* What is required *
Identify the lines bearing the string "hàng" and gather them.

Collected data entries
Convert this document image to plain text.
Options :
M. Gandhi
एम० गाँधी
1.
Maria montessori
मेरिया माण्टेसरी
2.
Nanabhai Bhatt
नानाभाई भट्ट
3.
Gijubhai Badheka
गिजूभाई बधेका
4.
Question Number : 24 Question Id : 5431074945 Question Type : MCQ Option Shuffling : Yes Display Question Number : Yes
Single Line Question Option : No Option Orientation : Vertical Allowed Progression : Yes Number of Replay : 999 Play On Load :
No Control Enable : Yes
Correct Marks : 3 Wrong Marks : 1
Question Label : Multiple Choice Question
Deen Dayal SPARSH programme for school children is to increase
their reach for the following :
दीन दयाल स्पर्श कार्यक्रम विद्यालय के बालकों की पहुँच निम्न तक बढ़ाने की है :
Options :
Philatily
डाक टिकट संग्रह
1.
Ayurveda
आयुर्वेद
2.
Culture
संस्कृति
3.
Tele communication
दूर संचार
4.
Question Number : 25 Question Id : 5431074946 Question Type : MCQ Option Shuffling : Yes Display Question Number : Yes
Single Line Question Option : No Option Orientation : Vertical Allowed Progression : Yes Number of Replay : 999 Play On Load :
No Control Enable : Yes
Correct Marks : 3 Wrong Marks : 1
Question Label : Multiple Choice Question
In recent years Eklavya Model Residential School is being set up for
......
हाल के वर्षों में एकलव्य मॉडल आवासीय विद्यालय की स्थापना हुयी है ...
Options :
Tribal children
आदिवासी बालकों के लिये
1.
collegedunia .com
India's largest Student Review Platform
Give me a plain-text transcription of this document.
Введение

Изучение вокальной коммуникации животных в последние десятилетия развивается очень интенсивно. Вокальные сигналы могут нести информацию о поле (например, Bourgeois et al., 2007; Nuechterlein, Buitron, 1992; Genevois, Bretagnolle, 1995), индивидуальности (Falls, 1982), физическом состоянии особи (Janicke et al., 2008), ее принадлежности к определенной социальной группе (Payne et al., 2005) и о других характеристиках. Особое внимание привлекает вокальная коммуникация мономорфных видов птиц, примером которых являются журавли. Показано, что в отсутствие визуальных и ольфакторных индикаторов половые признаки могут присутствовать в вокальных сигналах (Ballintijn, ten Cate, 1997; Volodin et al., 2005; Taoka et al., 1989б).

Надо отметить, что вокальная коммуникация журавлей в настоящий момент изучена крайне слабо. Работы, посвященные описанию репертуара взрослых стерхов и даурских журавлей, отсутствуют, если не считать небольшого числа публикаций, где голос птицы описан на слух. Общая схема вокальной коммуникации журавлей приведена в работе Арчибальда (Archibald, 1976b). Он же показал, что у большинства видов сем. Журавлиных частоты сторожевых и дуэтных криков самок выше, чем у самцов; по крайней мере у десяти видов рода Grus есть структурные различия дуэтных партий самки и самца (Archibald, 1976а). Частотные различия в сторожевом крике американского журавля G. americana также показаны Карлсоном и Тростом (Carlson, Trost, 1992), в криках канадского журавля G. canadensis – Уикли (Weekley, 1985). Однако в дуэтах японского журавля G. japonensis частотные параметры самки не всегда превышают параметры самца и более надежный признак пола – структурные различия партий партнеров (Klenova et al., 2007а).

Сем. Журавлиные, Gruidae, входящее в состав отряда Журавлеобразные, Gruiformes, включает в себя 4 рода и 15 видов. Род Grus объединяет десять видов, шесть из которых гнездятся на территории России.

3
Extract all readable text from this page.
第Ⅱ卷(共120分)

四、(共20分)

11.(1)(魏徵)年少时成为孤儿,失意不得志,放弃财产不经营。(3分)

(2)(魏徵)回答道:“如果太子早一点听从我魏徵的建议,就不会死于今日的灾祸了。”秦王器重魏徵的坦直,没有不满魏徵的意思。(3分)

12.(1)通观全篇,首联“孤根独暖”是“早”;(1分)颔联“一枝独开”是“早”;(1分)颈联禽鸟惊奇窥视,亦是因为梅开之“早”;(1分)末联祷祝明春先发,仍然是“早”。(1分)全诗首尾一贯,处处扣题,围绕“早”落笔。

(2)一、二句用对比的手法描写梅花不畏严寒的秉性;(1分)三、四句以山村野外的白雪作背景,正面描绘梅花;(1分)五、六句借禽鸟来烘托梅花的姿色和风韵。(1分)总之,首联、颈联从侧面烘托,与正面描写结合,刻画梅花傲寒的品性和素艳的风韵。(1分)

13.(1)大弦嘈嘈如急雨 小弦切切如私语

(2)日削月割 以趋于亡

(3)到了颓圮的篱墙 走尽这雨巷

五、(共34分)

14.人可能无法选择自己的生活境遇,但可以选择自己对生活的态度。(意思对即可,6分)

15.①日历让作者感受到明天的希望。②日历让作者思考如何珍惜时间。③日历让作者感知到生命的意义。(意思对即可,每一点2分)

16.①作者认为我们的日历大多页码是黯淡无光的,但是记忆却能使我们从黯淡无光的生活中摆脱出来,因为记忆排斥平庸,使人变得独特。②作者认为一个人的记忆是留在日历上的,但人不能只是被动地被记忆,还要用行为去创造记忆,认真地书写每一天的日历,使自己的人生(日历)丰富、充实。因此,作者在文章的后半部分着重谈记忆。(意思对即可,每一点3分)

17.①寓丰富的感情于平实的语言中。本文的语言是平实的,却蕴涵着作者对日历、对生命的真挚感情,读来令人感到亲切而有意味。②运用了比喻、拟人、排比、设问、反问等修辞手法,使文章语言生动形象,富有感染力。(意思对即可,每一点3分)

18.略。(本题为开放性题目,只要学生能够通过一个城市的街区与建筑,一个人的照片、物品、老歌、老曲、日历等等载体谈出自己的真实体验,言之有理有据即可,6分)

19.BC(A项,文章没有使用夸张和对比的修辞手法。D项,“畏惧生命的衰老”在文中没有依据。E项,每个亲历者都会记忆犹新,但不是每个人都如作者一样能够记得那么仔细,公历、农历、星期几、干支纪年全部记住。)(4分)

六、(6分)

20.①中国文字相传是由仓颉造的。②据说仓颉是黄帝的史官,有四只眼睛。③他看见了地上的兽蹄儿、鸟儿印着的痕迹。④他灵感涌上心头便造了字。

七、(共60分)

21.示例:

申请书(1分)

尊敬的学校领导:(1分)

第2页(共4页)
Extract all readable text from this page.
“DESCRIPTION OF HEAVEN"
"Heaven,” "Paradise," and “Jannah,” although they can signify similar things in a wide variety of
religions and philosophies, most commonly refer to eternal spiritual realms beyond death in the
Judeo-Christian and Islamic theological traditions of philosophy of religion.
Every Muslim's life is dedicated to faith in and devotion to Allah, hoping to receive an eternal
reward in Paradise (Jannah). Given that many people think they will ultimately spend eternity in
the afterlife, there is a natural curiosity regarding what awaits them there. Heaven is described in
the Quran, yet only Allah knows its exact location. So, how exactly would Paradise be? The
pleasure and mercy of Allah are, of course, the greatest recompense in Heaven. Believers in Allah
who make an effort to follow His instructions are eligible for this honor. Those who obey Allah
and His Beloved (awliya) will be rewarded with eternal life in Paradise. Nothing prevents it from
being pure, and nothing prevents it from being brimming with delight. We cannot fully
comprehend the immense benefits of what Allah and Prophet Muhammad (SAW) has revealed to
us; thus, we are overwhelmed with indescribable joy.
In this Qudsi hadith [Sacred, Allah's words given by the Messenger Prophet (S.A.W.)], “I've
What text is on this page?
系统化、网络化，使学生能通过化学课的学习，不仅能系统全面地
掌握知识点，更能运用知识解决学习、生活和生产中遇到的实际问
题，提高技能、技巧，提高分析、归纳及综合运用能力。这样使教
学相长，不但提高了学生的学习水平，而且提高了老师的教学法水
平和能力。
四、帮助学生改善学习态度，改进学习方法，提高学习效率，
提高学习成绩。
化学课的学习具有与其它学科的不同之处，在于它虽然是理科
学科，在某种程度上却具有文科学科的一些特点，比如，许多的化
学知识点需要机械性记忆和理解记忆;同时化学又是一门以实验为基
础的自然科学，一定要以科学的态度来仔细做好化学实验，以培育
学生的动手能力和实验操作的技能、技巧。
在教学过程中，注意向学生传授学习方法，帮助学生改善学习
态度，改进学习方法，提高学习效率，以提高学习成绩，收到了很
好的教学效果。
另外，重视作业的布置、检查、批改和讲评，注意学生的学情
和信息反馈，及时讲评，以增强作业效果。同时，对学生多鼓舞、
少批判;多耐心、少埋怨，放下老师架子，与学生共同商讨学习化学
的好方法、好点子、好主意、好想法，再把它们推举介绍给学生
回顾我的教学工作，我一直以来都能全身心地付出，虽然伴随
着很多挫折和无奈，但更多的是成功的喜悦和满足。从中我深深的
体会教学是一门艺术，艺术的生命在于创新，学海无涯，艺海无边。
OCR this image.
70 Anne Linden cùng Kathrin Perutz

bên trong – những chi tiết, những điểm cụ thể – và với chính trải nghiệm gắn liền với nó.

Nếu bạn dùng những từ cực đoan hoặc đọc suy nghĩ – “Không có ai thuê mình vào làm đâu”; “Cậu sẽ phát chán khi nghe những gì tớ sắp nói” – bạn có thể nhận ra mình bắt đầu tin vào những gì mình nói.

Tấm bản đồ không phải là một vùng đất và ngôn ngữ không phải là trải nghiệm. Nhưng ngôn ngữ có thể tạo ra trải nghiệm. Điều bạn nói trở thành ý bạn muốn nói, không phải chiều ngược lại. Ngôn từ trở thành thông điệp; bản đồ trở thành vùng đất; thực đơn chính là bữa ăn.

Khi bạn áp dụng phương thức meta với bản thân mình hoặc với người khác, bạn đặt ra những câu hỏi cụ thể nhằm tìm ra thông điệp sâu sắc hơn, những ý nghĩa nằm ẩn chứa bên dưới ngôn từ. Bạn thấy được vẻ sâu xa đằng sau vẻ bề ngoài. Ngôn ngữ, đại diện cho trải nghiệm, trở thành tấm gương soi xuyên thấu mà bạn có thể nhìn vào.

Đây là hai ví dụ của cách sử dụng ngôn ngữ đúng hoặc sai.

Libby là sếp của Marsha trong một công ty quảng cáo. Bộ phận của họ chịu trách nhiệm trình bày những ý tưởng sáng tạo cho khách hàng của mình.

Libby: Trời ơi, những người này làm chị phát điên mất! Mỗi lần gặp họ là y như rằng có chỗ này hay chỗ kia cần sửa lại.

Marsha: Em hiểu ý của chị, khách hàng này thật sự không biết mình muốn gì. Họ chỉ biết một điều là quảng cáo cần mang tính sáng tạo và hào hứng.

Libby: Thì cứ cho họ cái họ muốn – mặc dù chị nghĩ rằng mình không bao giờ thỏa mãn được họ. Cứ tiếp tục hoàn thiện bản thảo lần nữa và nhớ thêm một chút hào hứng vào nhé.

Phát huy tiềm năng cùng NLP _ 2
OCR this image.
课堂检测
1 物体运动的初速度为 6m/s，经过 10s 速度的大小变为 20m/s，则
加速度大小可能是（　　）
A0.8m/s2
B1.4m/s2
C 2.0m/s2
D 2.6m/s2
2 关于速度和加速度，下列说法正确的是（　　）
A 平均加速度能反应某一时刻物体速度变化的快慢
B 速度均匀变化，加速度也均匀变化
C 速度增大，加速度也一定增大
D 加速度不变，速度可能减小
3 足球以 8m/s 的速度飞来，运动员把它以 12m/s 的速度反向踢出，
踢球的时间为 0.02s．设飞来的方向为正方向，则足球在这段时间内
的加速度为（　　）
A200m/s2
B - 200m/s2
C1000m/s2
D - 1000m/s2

* Answer below *
Libby là sếp của Marsha trong một công ty quảng cáo. Bộ phận của họ chịu trách nhiệm trình bày những ý tưởng sáng tạo cho khách hàng của mình.
Marsha: Em hiểu ý của chị, khách hàng này thật sự không biết mình muốn gì. Họ chỉ biết một điều là quảng cáo cần mang tính sáng tạo và hào hứng.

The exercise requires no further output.